Given records
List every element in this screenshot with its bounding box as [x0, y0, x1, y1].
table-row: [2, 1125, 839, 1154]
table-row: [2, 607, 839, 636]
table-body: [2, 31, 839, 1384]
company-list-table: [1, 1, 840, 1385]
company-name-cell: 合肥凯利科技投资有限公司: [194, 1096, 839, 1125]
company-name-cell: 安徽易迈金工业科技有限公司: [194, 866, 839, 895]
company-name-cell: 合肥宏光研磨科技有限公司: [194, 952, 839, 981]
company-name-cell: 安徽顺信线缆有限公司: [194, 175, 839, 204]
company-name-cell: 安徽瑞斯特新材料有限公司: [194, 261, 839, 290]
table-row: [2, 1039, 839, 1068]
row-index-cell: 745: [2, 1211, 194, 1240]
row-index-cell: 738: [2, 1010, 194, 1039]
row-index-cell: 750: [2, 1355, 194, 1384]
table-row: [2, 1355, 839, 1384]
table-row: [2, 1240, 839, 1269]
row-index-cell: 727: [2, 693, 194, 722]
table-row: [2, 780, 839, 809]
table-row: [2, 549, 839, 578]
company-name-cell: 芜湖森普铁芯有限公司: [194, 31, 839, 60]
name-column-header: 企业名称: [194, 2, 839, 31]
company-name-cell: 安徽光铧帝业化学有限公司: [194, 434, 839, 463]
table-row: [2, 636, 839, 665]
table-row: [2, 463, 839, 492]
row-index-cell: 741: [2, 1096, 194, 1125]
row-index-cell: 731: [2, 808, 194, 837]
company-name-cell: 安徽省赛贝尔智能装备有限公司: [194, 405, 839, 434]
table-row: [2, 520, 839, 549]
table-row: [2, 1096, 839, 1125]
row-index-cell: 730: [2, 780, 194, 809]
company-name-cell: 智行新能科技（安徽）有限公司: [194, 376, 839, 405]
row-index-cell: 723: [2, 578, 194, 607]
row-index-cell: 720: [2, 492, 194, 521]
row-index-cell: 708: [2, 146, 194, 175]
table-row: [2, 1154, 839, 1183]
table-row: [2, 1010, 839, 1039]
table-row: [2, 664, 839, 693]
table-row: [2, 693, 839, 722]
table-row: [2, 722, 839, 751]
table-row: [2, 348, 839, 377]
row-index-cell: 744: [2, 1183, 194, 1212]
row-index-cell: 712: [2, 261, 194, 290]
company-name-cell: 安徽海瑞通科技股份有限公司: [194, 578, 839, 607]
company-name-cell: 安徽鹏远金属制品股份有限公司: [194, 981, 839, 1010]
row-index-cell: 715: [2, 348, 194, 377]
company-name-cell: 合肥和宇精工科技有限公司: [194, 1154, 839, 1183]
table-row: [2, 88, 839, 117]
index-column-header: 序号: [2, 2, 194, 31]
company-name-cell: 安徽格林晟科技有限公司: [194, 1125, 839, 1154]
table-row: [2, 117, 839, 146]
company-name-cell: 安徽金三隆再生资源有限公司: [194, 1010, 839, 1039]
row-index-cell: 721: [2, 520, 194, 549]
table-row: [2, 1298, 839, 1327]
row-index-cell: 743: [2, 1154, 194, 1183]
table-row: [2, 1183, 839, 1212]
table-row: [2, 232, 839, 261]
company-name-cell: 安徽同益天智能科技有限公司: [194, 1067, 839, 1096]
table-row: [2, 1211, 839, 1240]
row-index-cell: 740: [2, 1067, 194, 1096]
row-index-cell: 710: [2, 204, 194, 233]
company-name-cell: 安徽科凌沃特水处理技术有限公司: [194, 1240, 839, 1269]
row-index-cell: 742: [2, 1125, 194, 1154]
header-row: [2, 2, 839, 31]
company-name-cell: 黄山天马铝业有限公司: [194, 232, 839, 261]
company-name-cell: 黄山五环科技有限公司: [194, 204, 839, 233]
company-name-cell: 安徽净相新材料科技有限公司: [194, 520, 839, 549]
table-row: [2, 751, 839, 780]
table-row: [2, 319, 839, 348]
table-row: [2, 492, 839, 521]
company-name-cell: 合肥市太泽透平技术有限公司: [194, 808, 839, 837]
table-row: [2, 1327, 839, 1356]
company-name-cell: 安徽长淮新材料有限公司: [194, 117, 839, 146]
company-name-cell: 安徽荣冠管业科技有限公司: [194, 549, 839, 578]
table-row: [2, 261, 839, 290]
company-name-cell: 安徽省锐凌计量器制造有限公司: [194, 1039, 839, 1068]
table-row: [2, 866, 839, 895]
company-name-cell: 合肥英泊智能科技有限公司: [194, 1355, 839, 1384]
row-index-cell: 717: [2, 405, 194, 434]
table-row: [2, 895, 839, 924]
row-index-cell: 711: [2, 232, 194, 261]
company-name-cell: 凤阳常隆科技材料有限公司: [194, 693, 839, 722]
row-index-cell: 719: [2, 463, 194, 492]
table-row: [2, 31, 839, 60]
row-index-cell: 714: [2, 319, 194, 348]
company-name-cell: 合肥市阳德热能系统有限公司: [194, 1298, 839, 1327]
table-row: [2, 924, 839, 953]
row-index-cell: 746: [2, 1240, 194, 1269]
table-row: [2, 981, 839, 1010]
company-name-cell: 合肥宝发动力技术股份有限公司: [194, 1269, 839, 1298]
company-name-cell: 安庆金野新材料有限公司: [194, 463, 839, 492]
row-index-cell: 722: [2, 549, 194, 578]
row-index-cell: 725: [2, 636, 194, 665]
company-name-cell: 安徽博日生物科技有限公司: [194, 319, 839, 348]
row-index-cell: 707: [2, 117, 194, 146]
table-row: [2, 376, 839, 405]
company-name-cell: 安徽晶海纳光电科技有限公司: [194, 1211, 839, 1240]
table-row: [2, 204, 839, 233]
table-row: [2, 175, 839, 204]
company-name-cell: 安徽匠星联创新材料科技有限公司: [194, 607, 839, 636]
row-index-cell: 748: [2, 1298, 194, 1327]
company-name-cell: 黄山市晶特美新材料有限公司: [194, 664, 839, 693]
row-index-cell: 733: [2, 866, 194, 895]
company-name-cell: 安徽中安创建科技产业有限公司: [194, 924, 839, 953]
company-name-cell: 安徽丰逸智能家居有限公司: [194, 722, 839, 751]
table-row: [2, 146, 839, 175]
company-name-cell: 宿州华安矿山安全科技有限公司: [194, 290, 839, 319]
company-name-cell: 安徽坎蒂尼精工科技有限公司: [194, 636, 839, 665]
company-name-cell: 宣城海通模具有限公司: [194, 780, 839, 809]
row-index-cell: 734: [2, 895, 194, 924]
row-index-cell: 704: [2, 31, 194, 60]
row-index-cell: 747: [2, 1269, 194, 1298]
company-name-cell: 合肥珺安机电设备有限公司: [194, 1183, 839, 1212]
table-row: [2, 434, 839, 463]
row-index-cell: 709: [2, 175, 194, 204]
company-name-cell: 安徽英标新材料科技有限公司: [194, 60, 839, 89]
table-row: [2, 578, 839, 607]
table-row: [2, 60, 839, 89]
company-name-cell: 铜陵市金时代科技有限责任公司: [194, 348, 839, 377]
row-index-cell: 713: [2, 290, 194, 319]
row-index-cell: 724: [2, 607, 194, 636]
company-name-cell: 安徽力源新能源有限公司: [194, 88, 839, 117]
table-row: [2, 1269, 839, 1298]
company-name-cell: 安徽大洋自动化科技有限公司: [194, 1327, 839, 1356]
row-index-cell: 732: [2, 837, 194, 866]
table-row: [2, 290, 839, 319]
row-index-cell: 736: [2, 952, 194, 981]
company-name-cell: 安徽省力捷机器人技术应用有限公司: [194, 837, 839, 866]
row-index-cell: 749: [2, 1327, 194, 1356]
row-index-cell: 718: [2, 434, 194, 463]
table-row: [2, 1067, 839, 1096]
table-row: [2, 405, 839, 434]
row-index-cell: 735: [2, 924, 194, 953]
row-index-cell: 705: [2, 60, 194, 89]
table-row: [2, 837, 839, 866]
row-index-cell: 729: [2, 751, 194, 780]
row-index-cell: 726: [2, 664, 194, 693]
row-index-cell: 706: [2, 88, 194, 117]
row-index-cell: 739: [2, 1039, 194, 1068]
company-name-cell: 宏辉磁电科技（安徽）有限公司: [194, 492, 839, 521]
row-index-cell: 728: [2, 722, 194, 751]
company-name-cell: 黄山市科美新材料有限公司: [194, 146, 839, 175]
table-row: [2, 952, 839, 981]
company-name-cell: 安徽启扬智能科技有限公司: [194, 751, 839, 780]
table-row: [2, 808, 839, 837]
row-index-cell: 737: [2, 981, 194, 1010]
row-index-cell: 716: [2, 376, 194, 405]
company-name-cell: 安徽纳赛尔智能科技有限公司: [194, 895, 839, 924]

Exercise directions
Return, unchanged, the stretch of the entries above from their first line through the line containing "company-name-cell: 合肥凯利科技投资有限公司: [194, 1096, 839, 1125]".

Answer below
List every element in this screenshot with its bounding box as [x0, y0, x1, y1].
table-row: [2, 1125, 839, 1154]
table-row: [2, 607, 839, 636]
table-body: [2, 31, 839, 1384]
company-list-table: [1, 1, 840, 1385]
company-name-cell: 合肥凯利科技投资有限公司: [194, 1096, 839, 1125]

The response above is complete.